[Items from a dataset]
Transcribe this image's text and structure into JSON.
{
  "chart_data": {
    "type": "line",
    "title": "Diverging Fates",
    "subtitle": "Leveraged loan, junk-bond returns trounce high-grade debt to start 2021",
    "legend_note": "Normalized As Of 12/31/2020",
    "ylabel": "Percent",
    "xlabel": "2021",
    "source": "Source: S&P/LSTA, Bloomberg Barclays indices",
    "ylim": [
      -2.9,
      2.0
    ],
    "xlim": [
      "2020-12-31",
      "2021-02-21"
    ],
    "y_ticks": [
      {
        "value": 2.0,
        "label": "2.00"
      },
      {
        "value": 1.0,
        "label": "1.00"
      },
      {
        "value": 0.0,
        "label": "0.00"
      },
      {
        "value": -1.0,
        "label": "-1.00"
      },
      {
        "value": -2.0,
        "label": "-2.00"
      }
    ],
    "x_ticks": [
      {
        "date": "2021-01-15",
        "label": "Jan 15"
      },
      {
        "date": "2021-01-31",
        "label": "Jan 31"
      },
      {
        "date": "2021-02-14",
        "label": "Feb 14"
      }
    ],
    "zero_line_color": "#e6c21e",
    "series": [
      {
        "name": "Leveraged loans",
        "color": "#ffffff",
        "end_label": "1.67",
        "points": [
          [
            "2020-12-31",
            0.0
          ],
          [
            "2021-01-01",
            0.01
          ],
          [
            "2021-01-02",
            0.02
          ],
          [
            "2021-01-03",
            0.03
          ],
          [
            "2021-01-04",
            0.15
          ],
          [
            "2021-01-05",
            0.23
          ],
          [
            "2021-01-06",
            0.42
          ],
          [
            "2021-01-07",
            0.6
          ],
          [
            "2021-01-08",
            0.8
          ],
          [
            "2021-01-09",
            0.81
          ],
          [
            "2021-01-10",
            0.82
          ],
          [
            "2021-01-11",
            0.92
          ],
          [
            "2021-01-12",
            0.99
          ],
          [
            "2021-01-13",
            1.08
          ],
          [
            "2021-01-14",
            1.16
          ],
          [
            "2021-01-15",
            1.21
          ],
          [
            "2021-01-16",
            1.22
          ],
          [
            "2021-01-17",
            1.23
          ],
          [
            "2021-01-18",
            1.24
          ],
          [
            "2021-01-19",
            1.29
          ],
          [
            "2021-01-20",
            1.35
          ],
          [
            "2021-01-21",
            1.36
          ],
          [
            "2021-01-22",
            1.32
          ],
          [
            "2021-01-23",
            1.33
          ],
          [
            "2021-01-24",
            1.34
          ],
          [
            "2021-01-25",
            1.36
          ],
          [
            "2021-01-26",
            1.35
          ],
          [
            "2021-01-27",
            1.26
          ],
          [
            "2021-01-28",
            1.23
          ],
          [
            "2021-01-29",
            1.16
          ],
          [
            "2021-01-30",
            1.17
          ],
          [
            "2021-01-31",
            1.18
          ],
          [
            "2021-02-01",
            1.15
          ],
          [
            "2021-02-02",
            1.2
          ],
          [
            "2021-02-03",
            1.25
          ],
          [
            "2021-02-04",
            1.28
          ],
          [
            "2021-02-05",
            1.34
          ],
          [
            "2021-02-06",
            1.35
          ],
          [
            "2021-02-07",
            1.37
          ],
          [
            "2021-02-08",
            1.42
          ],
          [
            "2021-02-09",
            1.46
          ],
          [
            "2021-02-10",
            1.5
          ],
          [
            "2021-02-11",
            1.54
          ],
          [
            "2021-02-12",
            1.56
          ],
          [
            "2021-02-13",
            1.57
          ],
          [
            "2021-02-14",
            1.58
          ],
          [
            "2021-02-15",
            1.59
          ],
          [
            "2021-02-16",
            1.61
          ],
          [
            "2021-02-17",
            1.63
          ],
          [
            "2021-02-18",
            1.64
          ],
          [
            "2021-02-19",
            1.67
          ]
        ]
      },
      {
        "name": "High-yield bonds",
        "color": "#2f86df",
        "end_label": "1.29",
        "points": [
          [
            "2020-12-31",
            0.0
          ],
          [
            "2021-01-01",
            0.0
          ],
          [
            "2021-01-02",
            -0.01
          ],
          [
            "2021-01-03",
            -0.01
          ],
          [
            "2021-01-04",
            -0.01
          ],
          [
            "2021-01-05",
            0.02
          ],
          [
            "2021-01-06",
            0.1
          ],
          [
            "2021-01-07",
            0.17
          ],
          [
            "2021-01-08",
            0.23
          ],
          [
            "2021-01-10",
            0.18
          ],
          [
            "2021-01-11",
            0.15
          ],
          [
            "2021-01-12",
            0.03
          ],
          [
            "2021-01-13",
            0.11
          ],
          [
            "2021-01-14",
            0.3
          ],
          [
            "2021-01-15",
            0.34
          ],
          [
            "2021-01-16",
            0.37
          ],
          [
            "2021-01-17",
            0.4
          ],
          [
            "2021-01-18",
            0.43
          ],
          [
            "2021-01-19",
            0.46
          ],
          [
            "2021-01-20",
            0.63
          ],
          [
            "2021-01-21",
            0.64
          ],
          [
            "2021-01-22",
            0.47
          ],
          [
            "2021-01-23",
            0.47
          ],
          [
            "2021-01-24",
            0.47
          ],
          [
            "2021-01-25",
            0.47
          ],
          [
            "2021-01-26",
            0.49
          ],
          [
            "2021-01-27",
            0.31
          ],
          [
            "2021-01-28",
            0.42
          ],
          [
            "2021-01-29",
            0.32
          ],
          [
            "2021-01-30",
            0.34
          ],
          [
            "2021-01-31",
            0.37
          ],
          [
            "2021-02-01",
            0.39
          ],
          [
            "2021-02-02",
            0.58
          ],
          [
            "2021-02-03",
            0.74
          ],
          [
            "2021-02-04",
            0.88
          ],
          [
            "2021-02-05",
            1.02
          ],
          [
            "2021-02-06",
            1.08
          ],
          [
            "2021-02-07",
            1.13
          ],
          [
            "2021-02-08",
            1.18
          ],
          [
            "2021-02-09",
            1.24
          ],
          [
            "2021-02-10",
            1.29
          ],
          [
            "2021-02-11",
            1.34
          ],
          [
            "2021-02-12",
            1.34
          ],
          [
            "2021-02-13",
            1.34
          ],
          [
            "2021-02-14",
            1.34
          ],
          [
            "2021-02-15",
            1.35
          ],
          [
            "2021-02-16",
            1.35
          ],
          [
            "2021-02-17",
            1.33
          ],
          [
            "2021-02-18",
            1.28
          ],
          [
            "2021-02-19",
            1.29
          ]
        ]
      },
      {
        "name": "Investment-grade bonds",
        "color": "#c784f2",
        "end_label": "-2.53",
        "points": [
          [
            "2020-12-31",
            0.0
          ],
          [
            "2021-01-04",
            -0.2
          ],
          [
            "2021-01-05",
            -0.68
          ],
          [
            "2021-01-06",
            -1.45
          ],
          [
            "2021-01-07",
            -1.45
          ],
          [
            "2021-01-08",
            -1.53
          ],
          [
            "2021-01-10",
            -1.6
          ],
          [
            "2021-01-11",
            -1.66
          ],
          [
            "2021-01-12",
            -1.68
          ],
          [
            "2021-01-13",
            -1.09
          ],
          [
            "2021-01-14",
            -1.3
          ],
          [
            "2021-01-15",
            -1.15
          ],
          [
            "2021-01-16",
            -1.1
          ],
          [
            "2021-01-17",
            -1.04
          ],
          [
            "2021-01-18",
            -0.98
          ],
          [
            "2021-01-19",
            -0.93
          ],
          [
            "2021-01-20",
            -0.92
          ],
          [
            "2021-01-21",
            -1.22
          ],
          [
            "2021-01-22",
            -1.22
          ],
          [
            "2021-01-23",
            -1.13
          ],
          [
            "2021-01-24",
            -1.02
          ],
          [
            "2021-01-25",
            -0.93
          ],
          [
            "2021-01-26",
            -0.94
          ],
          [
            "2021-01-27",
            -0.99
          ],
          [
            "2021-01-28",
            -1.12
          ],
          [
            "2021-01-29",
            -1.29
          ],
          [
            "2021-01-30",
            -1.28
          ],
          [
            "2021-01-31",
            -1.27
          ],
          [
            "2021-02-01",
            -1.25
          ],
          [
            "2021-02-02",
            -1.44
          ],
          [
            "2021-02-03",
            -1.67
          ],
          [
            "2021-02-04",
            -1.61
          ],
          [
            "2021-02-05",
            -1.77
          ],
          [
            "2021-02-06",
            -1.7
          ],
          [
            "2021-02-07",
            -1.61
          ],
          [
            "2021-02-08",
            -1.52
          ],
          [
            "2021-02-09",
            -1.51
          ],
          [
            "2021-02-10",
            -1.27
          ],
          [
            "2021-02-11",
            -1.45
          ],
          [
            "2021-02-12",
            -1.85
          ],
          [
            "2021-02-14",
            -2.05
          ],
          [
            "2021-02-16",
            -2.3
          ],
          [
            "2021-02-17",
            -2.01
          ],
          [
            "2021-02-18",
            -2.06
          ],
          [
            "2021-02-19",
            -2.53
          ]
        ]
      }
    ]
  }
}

REQUEST
From the listing above, copy out each line where the word "date" appears.

OUTPUT BELOW
        "date": "2021-01-15",
        "date": "2021-01-31",
        "date": "2021-02-14",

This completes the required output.